### RECORDS FOR THIS TASK
*****

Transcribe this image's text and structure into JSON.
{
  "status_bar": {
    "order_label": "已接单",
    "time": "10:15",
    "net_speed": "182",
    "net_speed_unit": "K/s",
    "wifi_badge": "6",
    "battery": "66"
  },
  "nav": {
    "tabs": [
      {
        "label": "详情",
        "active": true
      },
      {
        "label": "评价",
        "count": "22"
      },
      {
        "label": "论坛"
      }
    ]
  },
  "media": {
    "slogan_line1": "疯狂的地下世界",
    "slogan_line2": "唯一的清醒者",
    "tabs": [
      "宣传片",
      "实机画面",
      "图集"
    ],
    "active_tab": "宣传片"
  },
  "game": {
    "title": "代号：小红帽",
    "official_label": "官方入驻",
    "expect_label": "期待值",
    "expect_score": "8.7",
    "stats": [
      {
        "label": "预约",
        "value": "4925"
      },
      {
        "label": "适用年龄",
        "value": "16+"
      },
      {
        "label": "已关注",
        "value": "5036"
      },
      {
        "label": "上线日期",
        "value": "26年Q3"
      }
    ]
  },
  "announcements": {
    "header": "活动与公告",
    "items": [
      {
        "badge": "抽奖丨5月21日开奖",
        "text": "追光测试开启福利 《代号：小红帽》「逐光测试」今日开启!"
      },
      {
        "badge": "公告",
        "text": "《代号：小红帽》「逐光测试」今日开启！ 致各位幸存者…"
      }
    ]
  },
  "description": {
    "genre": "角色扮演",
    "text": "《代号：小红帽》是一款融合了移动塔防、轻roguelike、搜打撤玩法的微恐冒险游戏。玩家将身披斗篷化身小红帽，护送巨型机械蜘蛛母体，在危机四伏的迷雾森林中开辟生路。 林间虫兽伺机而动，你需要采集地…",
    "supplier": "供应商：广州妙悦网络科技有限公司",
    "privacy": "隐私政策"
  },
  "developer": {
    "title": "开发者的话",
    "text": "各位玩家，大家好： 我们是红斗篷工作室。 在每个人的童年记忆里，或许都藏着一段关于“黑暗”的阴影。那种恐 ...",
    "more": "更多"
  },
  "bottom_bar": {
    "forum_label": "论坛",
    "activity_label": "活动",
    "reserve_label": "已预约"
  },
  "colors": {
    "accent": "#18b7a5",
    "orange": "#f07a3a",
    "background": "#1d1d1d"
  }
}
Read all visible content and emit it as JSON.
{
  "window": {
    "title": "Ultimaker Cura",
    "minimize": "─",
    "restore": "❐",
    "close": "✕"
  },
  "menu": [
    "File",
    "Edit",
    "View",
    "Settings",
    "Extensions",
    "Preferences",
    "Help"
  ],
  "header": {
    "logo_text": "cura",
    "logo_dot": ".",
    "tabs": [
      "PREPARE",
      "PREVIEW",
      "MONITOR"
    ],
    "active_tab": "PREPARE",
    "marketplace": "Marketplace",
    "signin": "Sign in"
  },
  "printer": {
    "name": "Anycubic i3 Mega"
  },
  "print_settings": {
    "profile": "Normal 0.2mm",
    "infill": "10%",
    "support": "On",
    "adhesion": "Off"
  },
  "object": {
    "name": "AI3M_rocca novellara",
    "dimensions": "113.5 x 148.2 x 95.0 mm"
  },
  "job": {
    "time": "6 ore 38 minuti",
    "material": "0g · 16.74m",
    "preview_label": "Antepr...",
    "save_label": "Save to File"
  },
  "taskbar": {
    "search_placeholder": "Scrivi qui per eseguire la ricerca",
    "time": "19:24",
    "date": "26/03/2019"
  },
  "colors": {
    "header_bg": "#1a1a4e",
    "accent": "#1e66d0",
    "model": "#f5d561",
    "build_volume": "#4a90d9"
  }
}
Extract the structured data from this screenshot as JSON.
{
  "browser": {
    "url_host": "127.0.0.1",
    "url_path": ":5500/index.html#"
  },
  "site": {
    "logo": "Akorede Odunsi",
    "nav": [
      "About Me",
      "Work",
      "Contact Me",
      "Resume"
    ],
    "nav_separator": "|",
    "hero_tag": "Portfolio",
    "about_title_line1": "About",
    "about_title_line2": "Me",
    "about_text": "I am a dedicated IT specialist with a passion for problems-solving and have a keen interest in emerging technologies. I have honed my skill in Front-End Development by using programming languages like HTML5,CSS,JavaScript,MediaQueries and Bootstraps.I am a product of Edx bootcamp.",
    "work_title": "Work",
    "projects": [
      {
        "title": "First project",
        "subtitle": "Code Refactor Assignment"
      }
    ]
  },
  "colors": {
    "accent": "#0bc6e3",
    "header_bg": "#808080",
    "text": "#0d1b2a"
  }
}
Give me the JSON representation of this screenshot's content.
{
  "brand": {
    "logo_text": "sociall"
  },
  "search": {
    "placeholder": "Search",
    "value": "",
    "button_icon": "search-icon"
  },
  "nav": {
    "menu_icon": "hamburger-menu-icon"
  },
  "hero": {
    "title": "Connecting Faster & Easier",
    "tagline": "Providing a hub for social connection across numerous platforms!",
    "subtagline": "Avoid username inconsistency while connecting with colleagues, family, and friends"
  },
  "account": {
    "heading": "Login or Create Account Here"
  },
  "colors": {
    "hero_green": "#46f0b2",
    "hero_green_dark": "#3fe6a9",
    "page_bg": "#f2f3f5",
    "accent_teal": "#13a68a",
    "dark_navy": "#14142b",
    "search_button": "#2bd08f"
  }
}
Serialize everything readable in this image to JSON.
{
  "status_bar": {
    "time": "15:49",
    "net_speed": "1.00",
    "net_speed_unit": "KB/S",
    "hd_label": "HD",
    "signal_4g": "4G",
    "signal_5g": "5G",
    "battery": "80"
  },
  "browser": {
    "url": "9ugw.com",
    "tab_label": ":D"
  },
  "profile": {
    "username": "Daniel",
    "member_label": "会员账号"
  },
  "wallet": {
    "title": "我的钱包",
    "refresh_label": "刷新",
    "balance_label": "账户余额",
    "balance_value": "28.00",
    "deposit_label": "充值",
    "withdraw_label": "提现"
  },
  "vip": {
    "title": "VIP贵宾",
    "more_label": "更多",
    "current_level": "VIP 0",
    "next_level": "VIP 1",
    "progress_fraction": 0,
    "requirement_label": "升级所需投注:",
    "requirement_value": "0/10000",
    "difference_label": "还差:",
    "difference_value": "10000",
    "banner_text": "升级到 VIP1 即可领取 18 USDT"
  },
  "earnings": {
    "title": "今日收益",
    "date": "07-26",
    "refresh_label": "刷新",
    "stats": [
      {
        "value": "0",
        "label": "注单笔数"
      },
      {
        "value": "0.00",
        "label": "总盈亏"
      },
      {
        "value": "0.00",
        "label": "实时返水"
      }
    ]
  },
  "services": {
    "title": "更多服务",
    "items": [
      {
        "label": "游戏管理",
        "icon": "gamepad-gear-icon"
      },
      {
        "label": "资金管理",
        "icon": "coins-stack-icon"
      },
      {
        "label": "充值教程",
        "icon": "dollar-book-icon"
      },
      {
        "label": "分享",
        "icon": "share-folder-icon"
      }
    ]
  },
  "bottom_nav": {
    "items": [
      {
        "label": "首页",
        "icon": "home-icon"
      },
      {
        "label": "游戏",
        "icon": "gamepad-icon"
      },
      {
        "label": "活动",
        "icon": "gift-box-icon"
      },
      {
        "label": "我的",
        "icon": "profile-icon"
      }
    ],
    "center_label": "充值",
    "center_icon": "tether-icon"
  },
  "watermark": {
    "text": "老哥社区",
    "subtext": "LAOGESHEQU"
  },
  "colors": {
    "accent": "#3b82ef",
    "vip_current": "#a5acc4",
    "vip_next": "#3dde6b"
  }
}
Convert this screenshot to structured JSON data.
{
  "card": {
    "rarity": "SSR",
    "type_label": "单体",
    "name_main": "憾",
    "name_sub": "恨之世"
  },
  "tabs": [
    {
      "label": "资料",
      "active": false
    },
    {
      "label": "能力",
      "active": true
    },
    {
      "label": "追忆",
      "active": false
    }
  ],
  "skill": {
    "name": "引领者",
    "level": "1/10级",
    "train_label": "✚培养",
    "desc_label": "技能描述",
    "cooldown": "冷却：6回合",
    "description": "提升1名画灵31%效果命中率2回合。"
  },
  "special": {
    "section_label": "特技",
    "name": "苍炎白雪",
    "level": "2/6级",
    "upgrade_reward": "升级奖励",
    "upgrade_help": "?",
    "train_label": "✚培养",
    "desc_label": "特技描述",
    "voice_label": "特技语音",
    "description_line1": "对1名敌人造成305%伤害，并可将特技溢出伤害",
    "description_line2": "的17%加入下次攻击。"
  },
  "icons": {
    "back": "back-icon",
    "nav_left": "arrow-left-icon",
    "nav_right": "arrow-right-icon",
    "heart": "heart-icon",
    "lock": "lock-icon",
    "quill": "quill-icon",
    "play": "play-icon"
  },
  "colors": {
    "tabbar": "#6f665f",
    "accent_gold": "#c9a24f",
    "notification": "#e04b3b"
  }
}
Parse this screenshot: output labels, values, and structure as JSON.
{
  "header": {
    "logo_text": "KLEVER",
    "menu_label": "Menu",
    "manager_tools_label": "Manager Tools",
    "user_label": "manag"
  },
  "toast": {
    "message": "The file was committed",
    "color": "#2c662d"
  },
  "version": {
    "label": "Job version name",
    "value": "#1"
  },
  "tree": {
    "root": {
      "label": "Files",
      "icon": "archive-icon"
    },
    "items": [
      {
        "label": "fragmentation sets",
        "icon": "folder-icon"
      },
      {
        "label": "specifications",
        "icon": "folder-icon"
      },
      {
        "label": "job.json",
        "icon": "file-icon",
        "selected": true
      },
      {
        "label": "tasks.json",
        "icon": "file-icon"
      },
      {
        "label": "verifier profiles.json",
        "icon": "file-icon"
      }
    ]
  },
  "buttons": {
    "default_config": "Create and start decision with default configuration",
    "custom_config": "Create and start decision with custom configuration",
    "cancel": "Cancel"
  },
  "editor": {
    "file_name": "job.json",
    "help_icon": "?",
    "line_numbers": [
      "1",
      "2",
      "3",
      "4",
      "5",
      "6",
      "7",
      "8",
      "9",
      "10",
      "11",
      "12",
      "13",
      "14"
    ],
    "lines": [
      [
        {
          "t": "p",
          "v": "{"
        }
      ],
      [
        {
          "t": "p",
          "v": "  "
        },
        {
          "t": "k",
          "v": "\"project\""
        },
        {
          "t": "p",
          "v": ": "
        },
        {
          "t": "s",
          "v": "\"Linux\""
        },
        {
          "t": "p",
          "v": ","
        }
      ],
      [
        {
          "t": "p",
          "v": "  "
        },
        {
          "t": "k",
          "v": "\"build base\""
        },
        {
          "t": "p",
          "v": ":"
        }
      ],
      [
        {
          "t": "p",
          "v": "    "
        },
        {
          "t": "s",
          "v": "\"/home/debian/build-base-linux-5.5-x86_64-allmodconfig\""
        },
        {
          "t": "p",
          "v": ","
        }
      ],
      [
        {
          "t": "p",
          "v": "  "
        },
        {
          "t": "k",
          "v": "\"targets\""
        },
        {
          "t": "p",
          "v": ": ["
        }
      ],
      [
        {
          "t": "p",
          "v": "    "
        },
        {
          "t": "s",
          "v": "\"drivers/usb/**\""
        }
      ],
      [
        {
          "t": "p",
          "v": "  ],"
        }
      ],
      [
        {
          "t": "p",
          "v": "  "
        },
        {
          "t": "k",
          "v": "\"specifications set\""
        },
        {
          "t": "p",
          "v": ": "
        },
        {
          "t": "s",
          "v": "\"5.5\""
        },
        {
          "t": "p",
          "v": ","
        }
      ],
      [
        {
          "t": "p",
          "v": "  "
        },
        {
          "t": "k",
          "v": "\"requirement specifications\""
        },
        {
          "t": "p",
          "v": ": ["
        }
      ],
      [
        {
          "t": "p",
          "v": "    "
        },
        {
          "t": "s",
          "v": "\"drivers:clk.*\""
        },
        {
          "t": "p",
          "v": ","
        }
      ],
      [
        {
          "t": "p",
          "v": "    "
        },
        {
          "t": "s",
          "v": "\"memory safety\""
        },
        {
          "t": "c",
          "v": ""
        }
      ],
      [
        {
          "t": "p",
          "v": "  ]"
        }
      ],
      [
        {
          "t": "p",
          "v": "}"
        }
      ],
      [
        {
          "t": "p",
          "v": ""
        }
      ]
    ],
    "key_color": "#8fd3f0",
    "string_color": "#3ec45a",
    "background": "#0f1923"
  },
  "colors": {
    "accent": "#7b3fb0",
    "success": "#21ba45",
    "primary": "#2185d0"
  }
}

*****

### STATED PROBLEM
Read through the entries and copy every line that includes "Create".

### ANSWER TO THE PROBLEM
    "heading": "Login or Create Account Here"
    "default_config": "Create and start decision with default configuration",
    "custom_config": "Create and start decision with custom configuration",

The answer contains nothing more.